* _Direction_
Give only a count of the lines that include the string "Templates".

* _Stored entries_
--- begin ---
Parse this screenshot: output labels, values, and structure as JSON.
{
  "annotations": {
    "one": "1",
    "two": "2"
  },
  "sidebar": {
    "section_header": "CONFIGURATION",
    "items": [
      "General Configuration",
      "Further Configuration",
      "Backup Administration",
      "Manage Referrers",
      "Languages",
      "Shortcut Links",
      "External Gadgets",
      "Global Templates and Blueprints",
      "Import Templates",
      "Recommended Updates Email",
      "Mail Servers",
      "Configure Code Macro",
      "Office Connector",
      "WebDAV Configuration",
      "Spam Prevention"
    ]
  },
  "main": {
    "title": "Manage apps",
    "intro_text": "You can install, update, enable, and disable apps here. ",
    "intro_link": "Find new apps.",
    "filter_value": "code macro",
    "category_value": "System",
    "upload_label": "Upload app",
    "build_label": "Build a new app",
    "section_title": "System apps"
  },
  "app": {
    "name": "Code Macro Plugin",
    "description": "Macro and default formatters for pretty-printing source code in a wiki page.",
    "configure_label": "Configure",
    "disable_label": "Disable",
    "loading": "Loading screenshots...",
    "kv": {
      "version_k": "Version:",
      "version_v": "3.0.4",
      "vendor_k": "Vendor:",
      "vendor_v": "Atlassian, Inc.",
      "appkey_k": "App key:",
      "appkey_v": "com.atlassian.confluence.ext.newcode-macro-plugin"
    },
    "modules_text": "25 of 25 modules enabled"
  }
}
--- end ---
* _Solution for this problem_
2